> [RECORDS FOR THIS EXERCISE]

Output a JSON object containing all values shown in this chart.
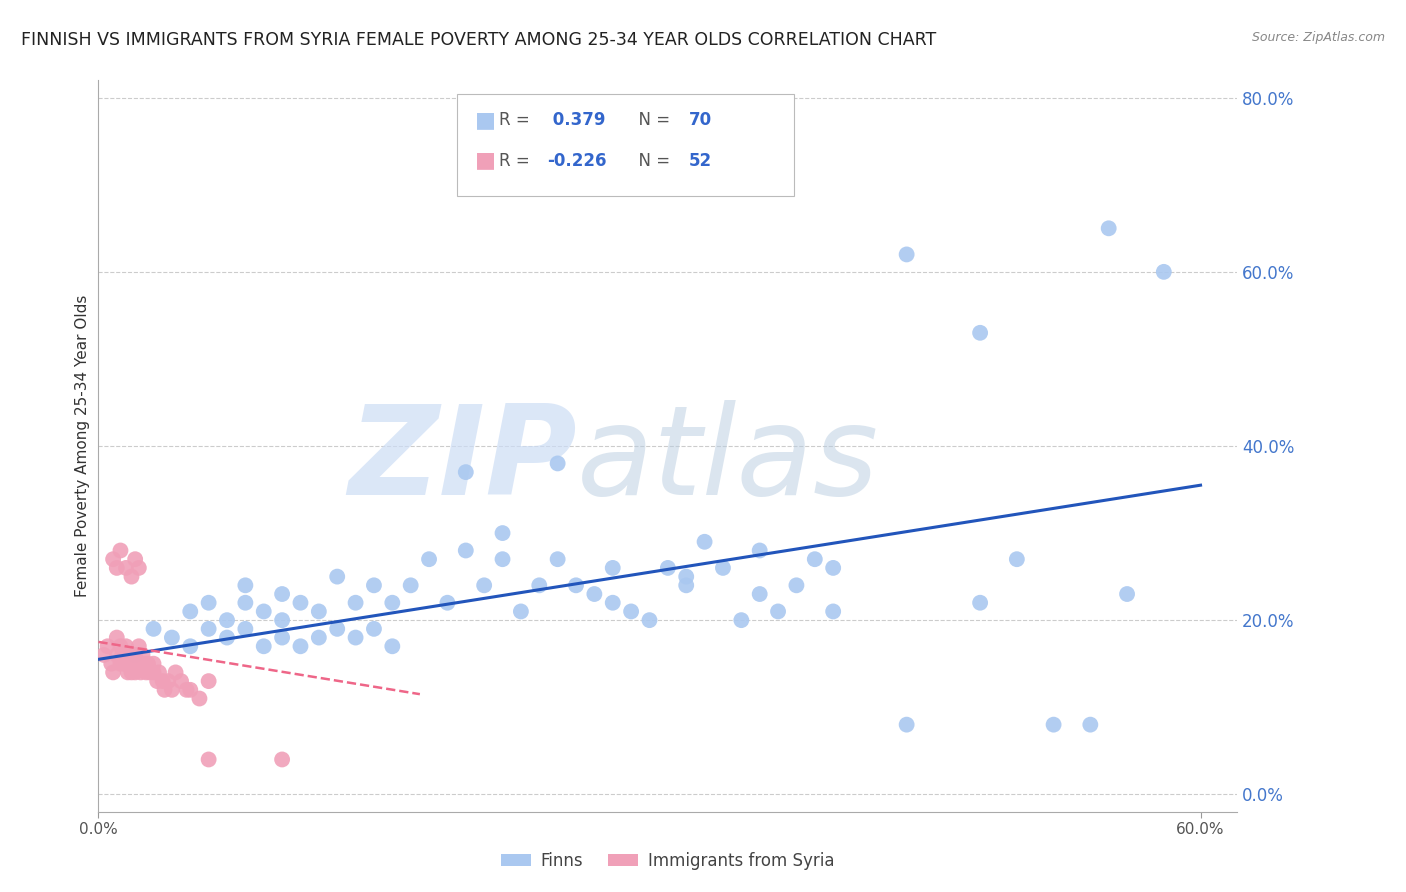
{
  "title": "FINNISH VS IMMIGRANTS FROM SYRIA FEMALE POVERTY AMONG 25-34 YEAR OLDS CORRELATION CHART",
  "source": "Source: ZipAtlas.com",
  "ylabel": "Female Poverty Among 25-34 Year Olds",
  "xlim": [
    0.0,
    0.62
  ],
  "ylim": [
    -0.02,
    0.82
  ],
  "xticks": [
    0.0,
    0.6
  ],
  "yticks": [
    0.0,
    0.2,
    0.4,
    0.6,
    0.8
  ],
  "xtick_labels": [
    "0.0%",
    "60.0%"
  ],
  "ytick_labels": [
    "0.0%",
    "20.0%",
    "40.0%",
    "60.0%",
    "80.0%"
  ],
  "finns_color": "#aac8f0",
  "syria_color": "#f0a0b8",
  "finns_line_color": "#2255bb",
  "syria_line_color": "#ee6688",
  "watermark_zip": "ZIP",
  "watermark_atlas": "atlas",
  "watermark_color_zip": "#c5d8f5",
  "watermark_color_atlas": "#b8cce8",
  "finns_x": [
    0.02,
    0.03,
    0.04,
    0.05,
    0.05,
    0.06,
    0.06,
    0.07,
    0.07,
    0.08,
    0.08,
    0.08,
    0.09,
    0.09,
    0.1,
    0.1,
    0.1,
    0.11,
    0.11,
    0.12,
    0.12,
    0.13,
    0.13,
    0.14,
    0.14,
    0.15,
    0.15,
    0.16,
    0.16,
    0.17,
    0.18,
    0.19,
    0.2,
    0.2,
    0.21,
    0.22,
    0.23,
    0.24,
    0.25,
    0.26,
    0.27,
    0.28,
    0.29,
    0.3,
    0.31,
    0.32,
    0.33,
    0.34,
    0.35,
    0.36,
    0.37,
    0.38,
    0.39,
    0.4,
    0.22,
    0.25,
    0.28,
    0.32,
    0.36,
    0.4,
    0.44,
    0.48,
    0.5,
    0.52,
    0.54,
    0.56,
    0.58,
    0.44,
    0.48,
    0.55
  ],
  "finns_y": [
    0.16,
    0.19,
    0.18,
    0.17,
    0.21,
    0.19,
    0.22,
    0.18,
    0.2,
    0.19,
    0.22,
    0.24,
    0.21,
    0.17,
    0.2,
    0.23,
    0.18,
    0.22,
    0.17,
    0.21,
    0.18,
    0.25,
    0.19,
    0.18,
    0.22,
    0.24,
    0.19,
    0.22,
    0.17,
    0.24,
    0.27,
    0.22,
    0.37,
    0.28,
    0.24,
    0.27,
    0.21,
    0.24,
    0.38,
    0.24,
    0.23,
    0.26,
    0.21,
    0.2,
    0.26,
    0.24,
    0.29,
    0.26,
    0.2,
    0.23,
    0.21,
    0.24,
    0.27,
    0.26,
    0.3,
    0.27,
    0.22,
    0.25,
    0.28,
    0.21,
    0.08,
    0.22,
    0.27,
    0.08,
    0.08,
    0.23,
    0.6,
    0.62,
    0.53,
    0.65
  ],
  "syria_x": [
    0.003,
    0.005,
    0.007,
    0.008,
    0.01,
    0.01,
    0.012,
    0.012,
    0.013,
    0.014,
    0.015,
    0.015,
    0.016,
    0.016,
    0.017,
    0.018,
    0.018,
    0.019,
    0.02,
    0.02,
    0.021,
    0.022,
    0.022,
    0.023,
    0.024,
    0.025,
    0.026,
    0.027,
    0.028,
    0.03,
    0.03,
    0.032,
    0.033,
    0.035,
    0.036,
    0.038,
    0.04,
    0.042,
    0.045,
    0.048,
    0.05,
    0.055,
    0.06,
    0.008,
    0.01,
    0.012,
    0.015,
    0.018,
    0.02,
    0.022,
    0.06,
    0.1
  ],
  "syria_y": [
    0.16,
    0.17,
    0.15,
    0.14,
    0.16,
    0.18,
    0.15,
    0.17,
    0.16,
    0.15,
    0.17,
    0.15,
    0.16,
    0.14,
    0.15,
    0.16,
    0.14,
    0.15,
    0.16,
    0.14,
    0.15,
    0.17,
    0.15,
    0.14,
    0.16,
    0.15,
    0.14,
    0.15,
    0.14,
    0.15,
    0.14,
    0.13,
    0.14,
    0.13,
    0.12,
    0.13,
    0.12,
    0.14,
    0.13,
    0.12,
    0.12,
    0.11,
    0.13,
    0.27,
    0.26,
    0.28,
    0.26,
    0.25,
    0.27,
    0.26,
    0.04,
    0.04
  ],
  "finns_line": {
    "x0": 0.0,
    "x1": 0.6,
    "y0": 0.155,
    "y1": 0.355
  },
  "syria_line": {
    "x0": 0.0,
    "x1": 0.175,
    "y0": 0.175,
    "y1": 0.115
  },
  "background_color": "#ffffff",
  "grid_color": "#cccccc",
  "title_fontsize": 12.5,
  "axis_label_fontsize": 11,
  "tick_fontsize": 11,
  "legend_R1": "R =  0.379   N = 70",
  "legend_R2": "R = -0.226   N = 52"
}
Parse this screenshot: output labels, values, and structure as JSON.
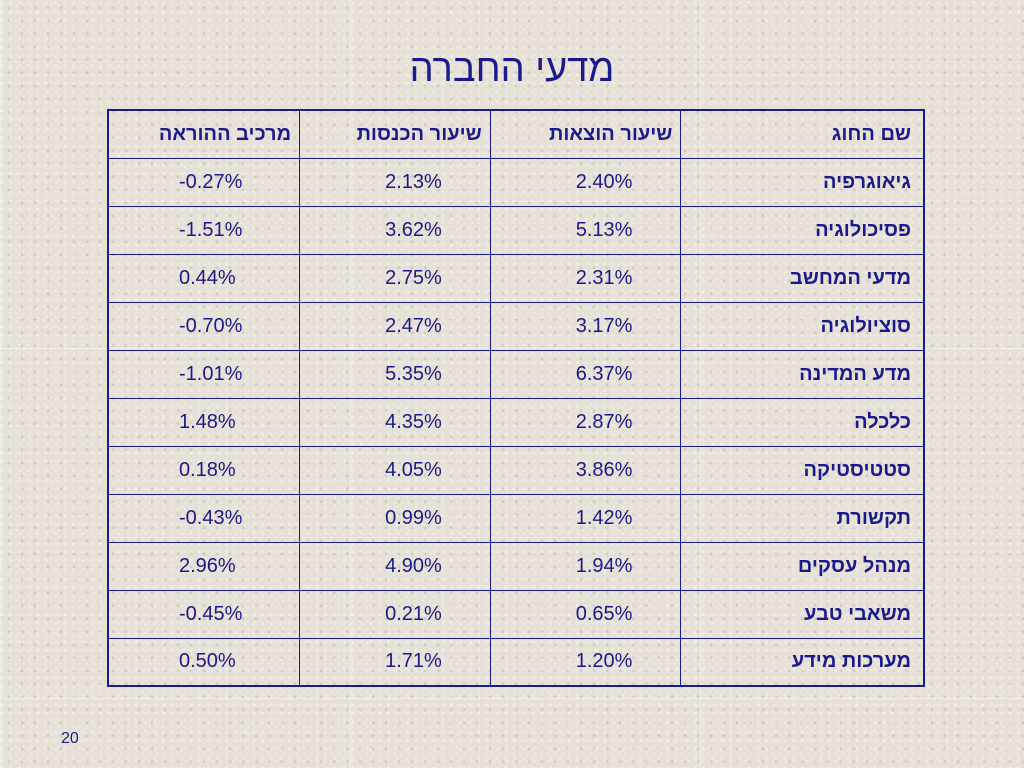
{
  "slide": {
    "title": "מדעי החברה",
    "page_number": "20"
  },
  "table": {
    "headers": [
      "שם החוג",
      "שיעור הוצאות",
      "שיעור הכנסות",
      "מרכיב ההוראה"
    ],
    "rows": [
      [
        "גיאוגרפיה",
        "2.40%",
        "2.13%",
        "-0.27%"
      ],
      [
        "פסיכולוגיה",
        "5.13%",
        "3.62%",
        "-1.51%"
      ],
      [
        "מדעי המחשב",
        "2.31%",
        "2.75%",
        "0.44%"
      ],
      [
        "סוציולוגיה",
        "3.17%",
        "2.47%",
        "-0.70%"
      ],
      [
        "מדע המדינה",
        "6.37%",
        "5.35%",
        "-1.01%"
      ],
      [
        "כלכלה",
        "2.87%",
        "4.35%",
        "1.48%"
      ],
      [
        "סטטיסטיקה",
        "3.86%",
        "4.05%",
        "0.18%"
      ],
      [
        "תקשורת",
        "1.42%",
        "0.99%",
        "-0.43%"
      ],
      [
        "מנהל עסקים",
        "1.94%",
        "4.90%",
        "2.96%"
      ],
      [
        "משאבי טבע",
        "0.65%",
        "0.21%",
        "-0.45%"
      ],
      [
        "מערכות מידע",
        "1.20%",
        "1.71%",
        "0.50%"
      ]
    ]
  }
}
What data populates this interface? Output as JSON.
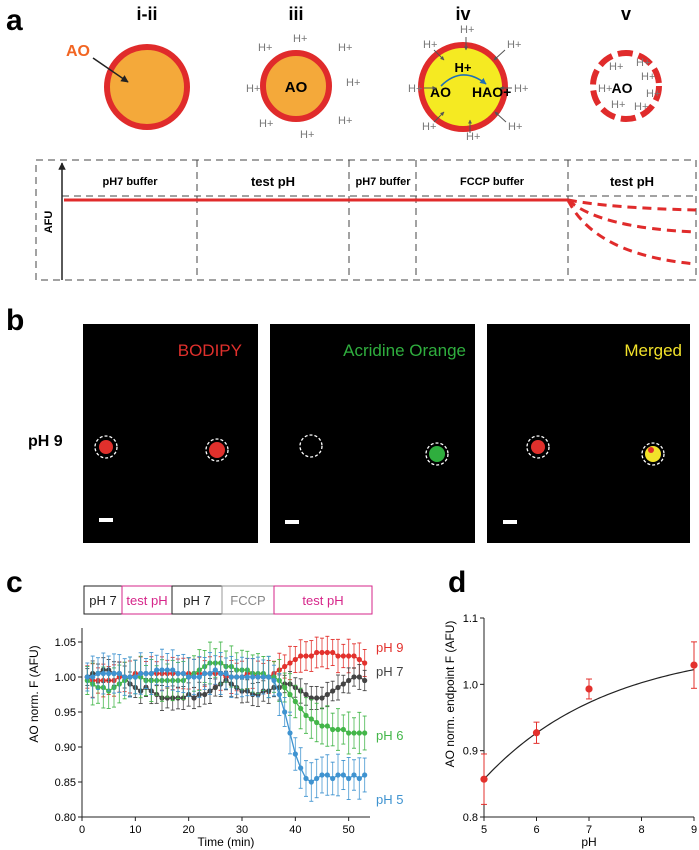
{
  "panels": {
    "a": {
      "label": "a",
      "stages": [
        "i-ii",
        "iii",
        "iv",
        "v"
      ],
      "ao_label": "AO",
      "hao_label": "HAO+",
      "proton": "H+",
      "afu_label": "AFU",
      "segments": [
        "pH7 buffer",
        "test pH",
        "pH7 buffer",
        "FCCP buffer",
        "test pH"
      ]
    },
    "b": {
      "label": "b",
      "row_label": "pH 9",
      "images": [
        {
          "title": "BODIPY",
          "color": "#e0302c"
        },
        {
          "title": "Acridine Orange",
          "color": "#2fae3e"
        },
        {
          "title": "Merged",
          "color": "#f2e22a"
        }
      ]
    },
    "c": {
      "label": "c",
      "protocol": [
        {
          "label": "pH 7",
          "color": "#222222"
        },
        {
          "label": "test pH",
          "color": "#d6268a"
        },
        {
          "label": "pH 7",
          "color": "#222222"
        },
        {
          "label": "FCCP",
          "color": "#888888"
        },
        {
          "label": "test pH",
          "color": "#d6268a"
        }
      ]
    },
    "d": {
      "label": "d"
    }
  },
  "chart_data": [
    {
      "type": "line",
      "id": "c",
      "title": "",
      "xlabel": "Time (min)",
      "ylabel": "AO norm. F (AFU)",
      "xlim": [
        0,
        54
      ],
      "ylim": [
        0.8,
        1.07
      ],
      "xticks": [
        0,
        10,
        20,
        30,
        40,
        50
      ],
      "yticks": [
        0.8,
        0.85,
        0.9,
        0.95,
        1.0,
        1.05
      ],
      "ytick_labels": [
        "0.80",
        "0.85",
        "0.90",
        "0.95",
        "1.00",
        "1.05"
      ],
      "x": [
        1,
        2,
        3,
        4,
        5,
        6,
        7,
        8,
        9,
        10,
        11,
        12,
        13,
        14,
        15,
        16,
        17,
        18,
        19,
        20,
        21,
        22,
        23,
        24,
        25,
        26,
        27,
        28,
        29,
        30,
        31,
        32,
        33,
        34,
        35,
        36,
        37,
        38,
        39,
        40,
        41,
        42,
        43,
        44,
        45,
        46,
        47,
        48,
        49,
        50,
        51,
        52,
        53
      ],
      "series": [
        {
          "name": "pH 9",
          "color": "#e3312d",
          "err": 0.02,
          "values": [
            1.0,
            0.995,
            0.995,
            0.995,
            0.995,
            0.995,
            1.0,
            1.0,
            1.0,
            1.005,
            1.005,
            1.005,
            1.005,
            1.005,
            1.005,
            1.005,
            1.005,
            1.005,
            1.005,
            1.005,
            1.005,
            1.005,
            1.005,
            1.005,
            1.005,
            1.005,
            1.0,
            1.0,
            1.0,
            1.0,
            1.005,
            1.005,
            1.0,
            1.0,
            1.0,
            1.005,
            1.01,
            1.015,
            1.02,
            1.025,
            1.03,
            1.03,
            1.03,
            1.035,
            1.035,
            1.035,
            1.035,
            1.03,
            1.03,
            1.03,
            1.03,
            1.025,
            1.02
          ]
        },
        {
          "name": "pH 7",
          "color": "#444444",
          "err": 0.015,
          "values": [
            1.0,
            1.005,
            1.005,
            1.01,
            1.01,
            1.005,
            1.005,
            1.0,
            0.99,
            0.985,
            0.98,
            0.985,
            0.98,
            0.975,
            0.97,
            0.97,
            0.97,
            0.97,
            0.97,
            0.975,
            0.97,
            0.975,
            0.975,
            0.98,
            0.985,
            0.99,
            0.995,
            0.99,
            0.985,
            0.98,
            0.98,
            0.975,
            0.975,
            0.98,
            0.98,
            0.985,
            0.985,
            0.99,
            0.99,
            0.985,
            0.98,
            0.975,
            0.97,
            0.97,
            0.97,
            0.975,
            0.98,
            0.985,
            0.99,
            0.995,
            1.0,
            1.0,
            0.995
          ]
        },
        {
          "name": "pH 6",
          "color": "#43b649",
          "err": 0.025,
          "values": [
            0.995,
            0.99,
            0.985,
            0.985,
            0.98,
            0.985,
            0.99,
            0.995,
            1.0,
            1.0,
            1.0,
            0.995,
            0.995,
            0.995,
            0.995,
            0.995,
            0.995,
            0.995,
            0.995,
            1.0,
            1.005,
            1.01,
            1.015,
            1.02,
            1.02,
            1.02,
            1.015,
            1.015,
            1.01,
            1.01,
            1.01,
            1.005,
            1.005,
            1.005,
            1.0,
            1.0,
            0.995,
            0.985,
            0.975,
            0.965,
            0.955,
            0.945,
            0.94,
            0.935,
            0.93,
            0.93,
            0.925,
            0.925,
            0.925,
            0.92,
            0.92,
            0.92,
            0.92
          ]
        },
        {
          "name": "pH 5",
          "color": "#3f93d0",
          "err": 0.025,
          "values": [
            1.0,
            1.0,
            1.005,
            1.005,
            1.005,
            1.005,
            1.005,
            1.0,
            1.0,
            1.0,
            1.005,
            1.005,
            1.005,
            1.01,
            1.01,
            1.01,
            1.01,
            1.005,
            1.005,
            1.0,
            1.0,
            1.0,
            1.005,
            1.005,
            1.01,
            1.005,
            1.005,
            1.0,
            1.0,
            1.0,
            1.0,
            1.0,
            1.0,
            1.0,
            1.0,
            0.995,
            0.975,
            0.95,
            0.92,
            0.89,
            0.87,
            0.855,
            0.85,
            0.855,
            0.86,
            0.86,
            0.855,
            0.86,
            0.86,
            0.855,
            0.86,
            0.855,
            0.86
          ]
        }
      ]
    },
    {
      "type": "scatter",
      "id": "d",
      "title": "",
      "xlabel": "pH",
      "ylabel": "AO norm. endpoint F (AFU)",
      "xlim": [
        5,
        9
      ],
      "ylim": [
        0.8,
        1.1
      ],
      "xticks": [
        5,
        6,
        7,
        8,
        9
      ],
      "yticks": [
        0.8,
        0.9,
        1.0,
        1.1
      ],
      "ytick_labels": [
        "0.8",
        "0.9",
        "1.0",
        "1.1"
      ],
      "x": [
        5,
        6,
        7,
        9
      ],
      "values": [
        0.857,
        0.927,
        0.993,
        1.029
      ],
      "errors": [
        0.038,
        0.016,
        0.015,
        0.035
      ],
      "fit": {
        "type": "exponential",
        "note": "black fitted curve"
      }
    }
  ]
}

> [GOAL]
How many lines of these entries contain "type"? Answer with the number and nothing else.

> [RESPONSE TO THIS TASK]
3